**Exercise:** Copy each line in which the string "preview" occurs.

**Supplied material:**
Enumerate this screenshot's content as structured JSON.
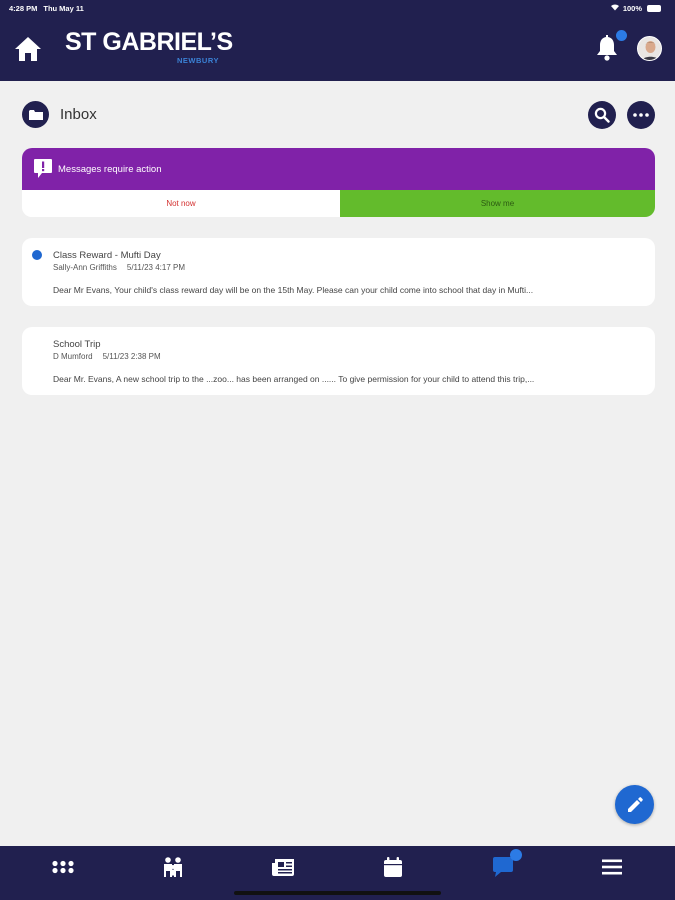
{
  "status_bar": {
    "time": "4:28 PM",
    "date": "Thu May 11",
    "battery": "100%"
  },
  "header": {
    "logo_main": "ST GABRIEL’S",
    "logo_sub": "NEWBURY"
  },
  "inbox": {
    "title": "Inbox"
  },
  "action_banner": {
    "message": "Messages require action",
    "not_now_label": "Not now",
    "show_me_label": "Show me"
  },
  "messages": [
    {
      "subject": "Class Reward - Mufti Day",
      "sender": "Sally-Ann Griffiths",
      "timestamp": "5/11/23 4:17 PM",
      "preview": "Dear Mr Evans, Your child's class reward day will be on the 15th May. Please can your child come into school that day in Mufti...",
      "unread": true
    },
    {
      "subject": "School Trip",
      "sender": "D Mumford",
      "timestamp": "5/11/23 2:38 PM",
      "preview": "Dear Mr. Evans, A new school trip to the ...zoo... has been arranged on ...... To give permission for your child to attend this trip,...",
      "unread": false
    }
  ],
  "colors": {
    "navy": "#21204f",
    "purple": "#8022a8",
    "green": "#63bb2c",
    "blue": "#1f68d1",
    "red": "#d3302f"
  },
  "icons": {
    "home": "home-icon",
    "bell": "bell-icon",
    "folder": "folder-icon",
    "search": "search-icon",
    "more": "more-icon",
    "alert": "alert-icon",
    "compose": "pencil-icon",
    "nav": [
      "grid-icon",
      "family-icon",
      "newspaper-icon",
      "calendar-icon",
      "chat-icon",
      "menu-icon"
    ]
  }
}
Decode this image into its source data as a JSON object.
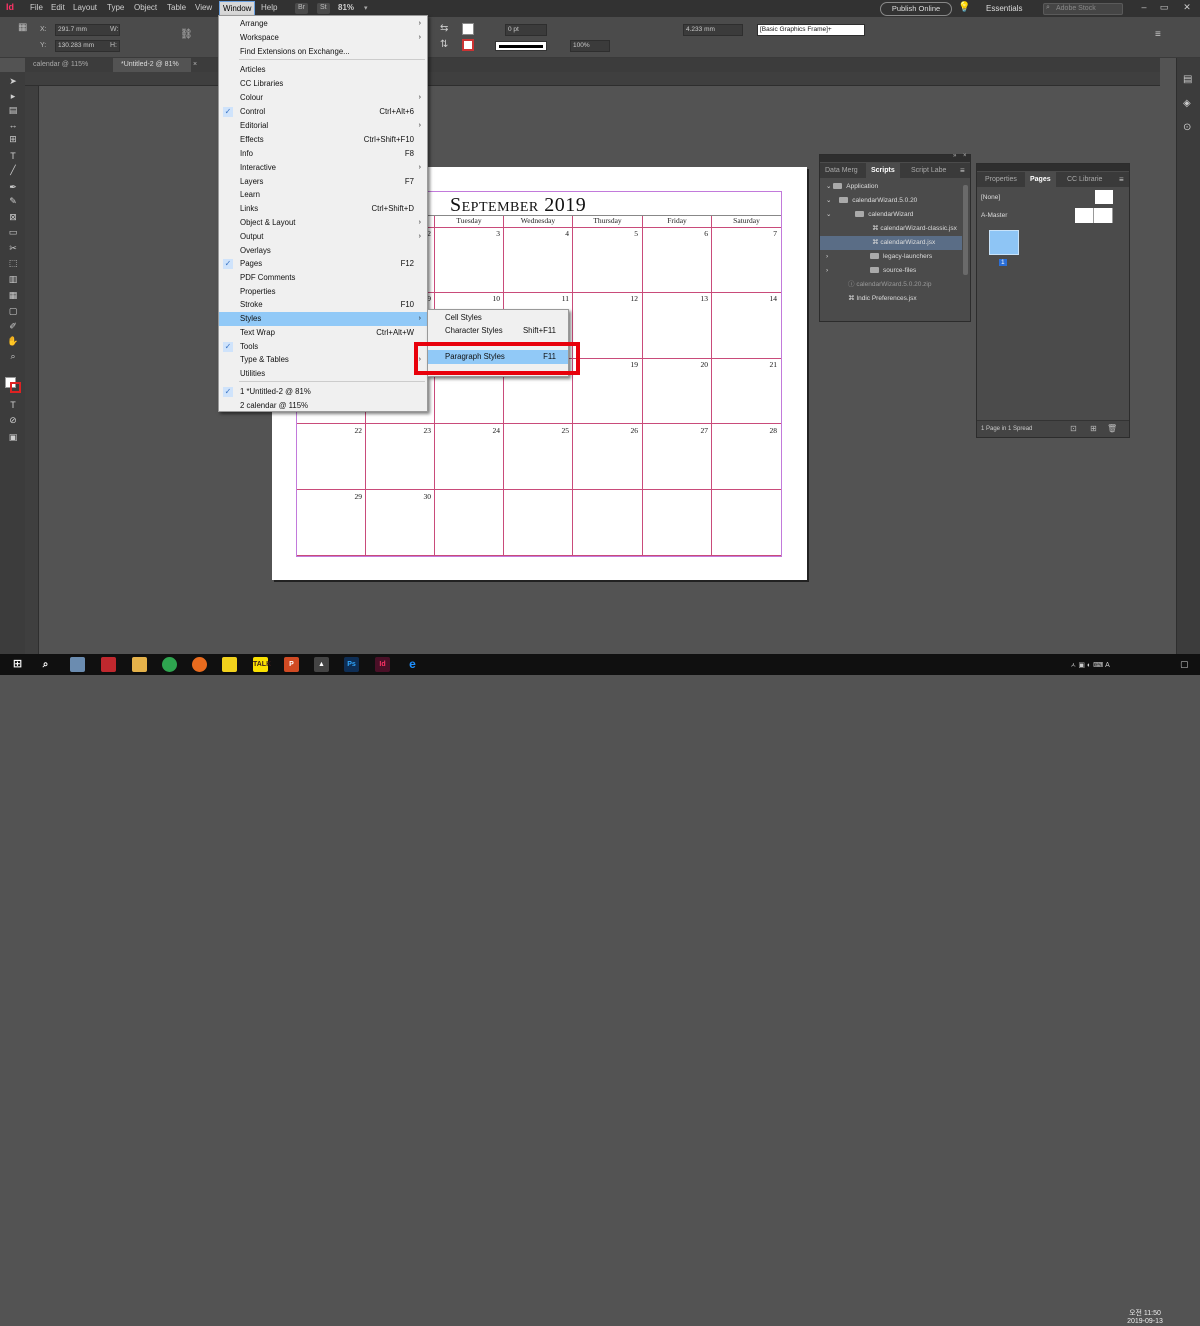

**The response:**
      "preview": "Dear Mr Evans, Your child's class reward day will be on the 15th May. Please can your child come into school that day in Mufti...",
      "preview": "Dear Mr. Evans, A new school trip to the ...zoo... has been arranged on ...... To give permission for your child to attend this trip,...",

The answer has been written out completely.